— Required task —
Locate and copy each line in the data that contains the word "affording".

— Supplied entries —

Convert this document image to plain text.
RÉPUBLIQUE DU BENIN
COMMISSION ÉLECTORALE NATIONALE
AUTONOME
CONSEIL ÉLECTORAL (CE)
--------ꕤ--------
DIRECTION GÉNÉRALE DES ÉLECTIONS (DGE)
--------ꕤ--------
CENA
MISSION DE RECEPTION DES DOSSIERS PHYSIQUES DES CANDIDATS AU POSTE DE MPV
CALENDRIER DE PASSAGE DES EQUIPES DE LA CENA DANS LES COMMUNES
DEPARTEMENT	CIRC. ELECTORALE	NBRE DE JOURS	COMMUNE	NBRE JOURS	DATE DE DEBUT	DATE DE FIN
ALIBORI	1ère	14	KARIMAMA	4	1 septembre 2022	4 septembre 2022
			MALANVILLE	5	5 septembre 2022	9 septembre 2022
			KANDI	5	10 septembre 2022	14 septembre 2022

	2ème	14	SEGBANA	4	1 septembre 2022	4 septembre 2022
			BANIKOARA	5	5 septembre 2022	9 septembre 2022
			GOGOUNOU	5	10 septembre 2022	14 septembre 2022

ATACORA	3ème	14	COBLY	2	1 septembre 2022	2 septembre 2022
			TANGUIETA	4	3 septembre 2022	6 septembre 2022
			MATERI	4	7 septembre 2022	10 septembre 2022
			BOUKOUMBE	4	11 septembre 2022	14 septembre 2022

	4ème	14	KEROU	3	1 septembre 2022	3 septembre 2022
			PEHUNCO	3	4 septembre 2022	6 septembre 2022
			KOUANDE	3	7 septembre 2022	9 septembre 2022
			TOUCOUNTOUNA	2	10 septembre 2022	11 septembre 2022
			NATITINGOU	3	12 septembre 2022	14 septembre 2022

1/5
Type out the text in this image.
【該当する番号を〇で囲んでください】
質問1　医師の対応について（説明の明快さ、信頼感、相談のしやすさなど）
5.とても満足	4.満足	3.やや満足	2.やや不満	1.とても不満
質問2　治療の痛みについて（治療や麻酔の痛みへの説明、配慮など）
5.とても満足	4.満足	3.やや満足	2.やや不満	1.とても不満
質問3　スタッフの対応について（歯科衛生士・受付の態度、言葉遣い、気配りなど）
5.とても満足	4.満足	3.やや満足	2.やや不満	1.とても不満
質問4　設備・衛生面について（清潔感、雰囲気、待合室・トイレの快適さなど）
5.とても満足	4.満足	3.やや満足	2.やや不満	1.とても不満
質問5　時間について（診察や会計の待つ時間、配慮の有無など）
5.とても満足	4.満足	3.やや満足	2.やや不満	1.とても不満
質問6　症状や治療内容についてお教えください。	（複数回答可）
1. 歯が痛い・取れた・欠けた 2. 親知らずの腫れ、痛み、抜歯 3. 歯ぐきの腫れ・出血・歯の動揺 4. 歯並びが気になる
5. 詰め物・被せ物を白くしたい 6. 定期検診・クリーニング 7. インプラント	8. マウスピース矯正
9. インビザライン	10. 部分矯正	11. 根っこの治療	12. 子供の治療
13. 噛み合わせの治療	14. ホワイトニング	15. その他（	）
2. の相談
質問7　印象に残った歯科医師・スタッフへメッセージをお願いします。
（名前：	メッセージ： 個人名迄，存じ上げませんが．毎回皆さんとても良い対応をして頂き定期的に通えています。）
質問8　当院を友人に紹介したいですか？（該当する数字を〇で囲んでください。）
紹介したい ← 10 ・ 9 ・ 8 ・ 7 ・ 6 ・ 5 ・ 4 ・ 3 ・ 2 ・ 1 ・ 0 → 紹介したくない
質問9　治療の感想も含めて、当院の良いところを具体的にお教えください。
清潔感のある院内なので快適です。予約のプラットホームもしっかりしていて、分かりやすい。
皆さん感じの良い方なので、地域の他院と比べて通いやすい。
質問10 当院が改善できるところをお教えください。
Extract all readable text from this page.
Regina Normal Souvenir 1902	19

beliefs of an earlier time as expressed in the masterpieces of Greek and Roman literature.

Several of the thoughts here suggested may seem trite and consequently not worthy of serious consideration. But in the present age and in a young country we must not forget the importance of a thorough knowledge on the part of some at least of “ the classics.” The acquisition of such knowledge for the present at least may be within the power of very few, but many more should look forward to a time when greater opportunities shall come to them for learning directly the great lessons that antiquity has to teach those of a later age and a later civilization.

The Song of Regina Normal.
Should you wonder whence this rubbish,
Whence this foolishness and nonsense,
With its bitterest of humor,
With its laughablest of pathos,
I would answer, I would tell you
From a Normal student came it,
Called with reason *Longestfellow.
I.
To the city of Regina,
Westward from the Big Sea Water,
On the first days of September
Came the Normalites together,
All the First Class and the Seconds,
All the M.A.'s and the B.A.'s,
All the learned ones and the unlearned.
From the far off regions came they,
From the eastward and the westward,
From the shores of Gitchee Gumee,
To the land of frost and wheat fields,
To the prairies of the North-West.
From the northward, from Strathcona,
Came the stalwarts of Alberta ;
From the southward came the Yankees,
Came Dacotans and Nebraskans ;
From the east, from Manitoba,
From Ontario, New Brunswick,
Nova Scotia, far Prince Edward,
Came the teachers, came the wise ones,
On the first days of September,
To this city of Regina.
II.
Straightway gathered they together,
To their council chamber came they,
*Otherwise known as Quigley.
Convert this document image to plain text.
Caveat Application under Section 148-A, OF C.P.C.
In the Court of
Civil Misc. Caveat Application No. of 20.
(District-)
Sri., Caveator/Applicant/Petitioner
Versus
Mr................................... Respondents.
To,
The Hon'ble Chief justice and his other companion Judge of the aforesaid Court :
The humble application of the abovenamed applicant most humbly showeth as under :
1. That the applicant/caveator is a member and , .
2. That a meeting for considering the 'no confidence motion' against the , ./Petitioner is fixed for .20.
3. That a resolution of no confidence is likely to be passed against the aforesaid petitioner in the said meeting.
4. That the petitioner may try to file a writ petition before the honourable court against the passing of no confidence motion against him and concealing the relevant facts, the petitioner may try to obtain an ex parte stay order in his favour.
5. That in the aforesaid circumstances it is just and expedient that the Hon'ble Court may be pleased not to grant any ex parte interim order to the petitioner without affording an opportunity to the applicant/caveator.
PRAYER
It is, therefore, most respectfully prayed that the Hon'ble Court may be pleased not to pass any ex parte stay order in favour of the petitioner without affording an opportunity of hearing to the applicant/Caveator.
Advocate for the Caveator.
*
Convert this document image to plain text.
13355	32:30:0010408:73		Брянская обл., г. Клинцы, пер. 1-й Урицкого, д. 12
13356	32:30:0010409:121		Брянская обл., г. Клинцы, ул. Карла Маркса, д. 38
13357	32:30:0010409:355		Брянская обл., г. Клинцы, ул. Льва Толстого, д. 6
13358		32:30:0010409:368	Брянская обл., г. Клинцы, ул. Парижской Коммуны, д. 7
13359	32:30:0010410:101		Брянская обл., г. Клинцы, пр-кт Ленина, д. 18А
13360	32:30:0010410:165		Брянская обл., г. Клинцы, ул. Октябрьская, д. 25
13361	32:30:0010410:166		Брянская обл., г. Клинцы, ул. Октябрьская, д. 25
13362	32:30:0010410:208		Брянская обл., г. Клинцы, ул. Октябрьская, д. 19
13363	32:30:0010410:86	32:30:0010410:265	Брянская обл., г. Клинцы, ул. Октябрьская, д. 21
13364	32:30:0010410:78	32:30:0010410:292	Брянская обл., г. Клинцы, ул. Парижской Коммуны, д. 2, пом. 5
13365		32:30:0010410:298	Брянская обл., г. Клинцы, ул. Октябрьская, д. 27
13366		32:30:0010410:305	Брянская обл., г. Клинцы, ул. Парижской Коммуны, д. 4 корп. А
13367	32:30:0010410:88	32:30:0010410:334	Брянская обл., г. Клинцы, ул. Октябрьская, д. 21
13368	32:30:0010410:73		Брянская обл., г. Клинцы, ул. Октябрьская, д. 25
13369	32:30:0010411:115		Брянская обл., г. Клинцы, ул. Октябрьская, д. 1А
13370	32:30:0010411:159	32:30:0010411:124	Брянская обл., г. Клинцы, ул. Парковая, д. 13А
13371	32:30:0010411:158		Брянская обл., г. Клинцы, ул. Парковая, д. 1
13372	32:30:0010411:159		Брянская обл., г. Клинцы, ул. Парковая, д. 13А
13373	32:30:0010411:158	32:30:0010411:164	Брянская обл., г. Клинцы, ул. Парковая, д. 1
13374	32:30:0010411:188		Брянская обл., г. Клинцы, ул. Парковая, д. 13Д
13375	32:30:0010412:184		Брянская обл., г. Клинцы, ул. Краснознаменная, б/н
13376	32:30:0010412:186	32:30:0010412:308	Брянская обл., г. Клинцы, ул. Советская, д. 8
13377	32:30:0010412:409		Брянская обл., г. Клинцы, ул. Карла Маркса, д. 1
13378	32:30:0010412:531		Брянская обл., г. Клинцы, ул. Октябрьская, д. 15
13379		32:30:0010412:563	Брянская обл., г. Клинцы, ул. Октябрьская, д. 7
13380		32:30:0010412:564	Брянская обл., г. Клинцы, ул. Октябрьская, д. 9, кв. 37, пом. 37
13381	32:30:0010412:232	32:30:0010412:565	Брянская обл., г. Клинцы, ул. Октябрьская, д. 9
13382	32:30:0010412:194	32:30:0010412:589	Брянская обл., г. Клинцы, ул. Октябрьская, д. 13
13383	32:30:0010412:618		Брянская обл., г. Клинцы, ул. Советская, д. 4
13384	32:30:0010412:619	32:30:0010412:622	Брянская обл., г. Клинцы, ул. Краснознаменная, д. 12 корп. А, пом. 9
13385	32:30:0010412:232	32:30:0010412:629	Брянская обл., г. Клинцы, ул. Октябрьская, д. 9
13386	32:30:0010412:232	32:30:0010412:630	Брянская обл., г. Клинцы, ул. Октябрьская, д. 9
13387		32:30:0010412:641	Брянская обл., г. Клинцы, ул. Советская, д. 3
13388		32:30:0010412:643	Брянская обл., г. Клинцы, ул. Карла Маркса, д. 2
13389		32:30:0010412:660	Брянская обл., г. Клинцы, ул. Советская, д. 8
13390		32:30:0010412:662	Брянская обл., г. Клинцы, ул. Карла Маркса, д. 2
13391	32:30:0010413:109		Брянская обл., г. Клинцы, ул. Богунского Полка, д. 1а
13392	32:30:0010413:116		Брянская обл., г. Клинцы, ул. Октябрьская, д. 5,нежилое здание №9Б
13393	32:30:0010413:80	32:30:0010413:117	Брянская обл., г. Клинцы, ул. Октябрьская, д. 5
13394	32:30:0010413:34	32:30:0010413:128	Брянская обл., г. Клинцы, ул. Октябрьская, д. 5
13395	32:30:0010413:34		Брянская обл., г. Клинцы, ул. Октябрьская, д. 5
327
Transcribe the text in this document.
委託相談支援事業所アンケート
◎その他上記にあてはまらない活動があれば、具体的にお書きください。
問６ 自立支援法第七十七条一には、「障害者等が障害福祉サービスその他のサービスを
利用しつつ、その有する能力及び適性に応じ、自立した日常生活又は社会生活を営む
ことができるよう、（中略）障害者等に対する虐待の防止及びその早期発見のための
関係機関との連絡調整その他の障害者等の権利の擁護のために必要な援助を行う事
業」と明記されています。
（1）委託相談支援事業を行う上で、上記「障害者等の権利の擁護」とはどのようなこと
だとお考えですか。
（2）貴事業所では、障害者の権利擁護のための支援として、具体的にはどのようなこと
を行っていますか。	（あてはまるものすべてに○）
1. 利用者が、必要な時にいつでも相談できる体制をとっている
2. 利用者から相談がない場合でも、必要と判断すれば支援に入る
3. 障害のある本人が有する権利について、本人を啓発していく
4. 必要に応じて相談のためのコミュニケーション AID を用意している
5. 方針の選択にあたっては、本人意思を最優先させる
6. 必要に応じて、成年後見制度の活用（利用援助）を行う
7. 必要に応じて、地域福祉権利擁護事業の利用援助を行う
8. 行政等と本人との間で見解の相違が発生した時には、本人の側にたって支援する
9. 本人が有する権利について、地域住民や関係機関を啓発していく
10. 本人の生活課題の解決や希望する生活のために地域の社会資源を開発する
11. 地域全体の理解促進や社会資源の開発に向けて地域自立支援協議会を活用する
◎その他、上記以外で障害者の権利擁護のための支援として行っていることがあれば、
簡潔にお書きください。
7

— Solution to this problem —
5. That in the aforesaid circumstances it is just and expedient that the Hon'ble Court may be pleased not to grant any ex parte interim order to the petitioner without affording an opportunity to the applicant/caveator.
It is, therefore, most respectfully prayed that the Hon'ble Court may be pleased not to pass any ex parte stay order in favour of the petitioner without affording an opportunity of hearing to the applicant/Caveator.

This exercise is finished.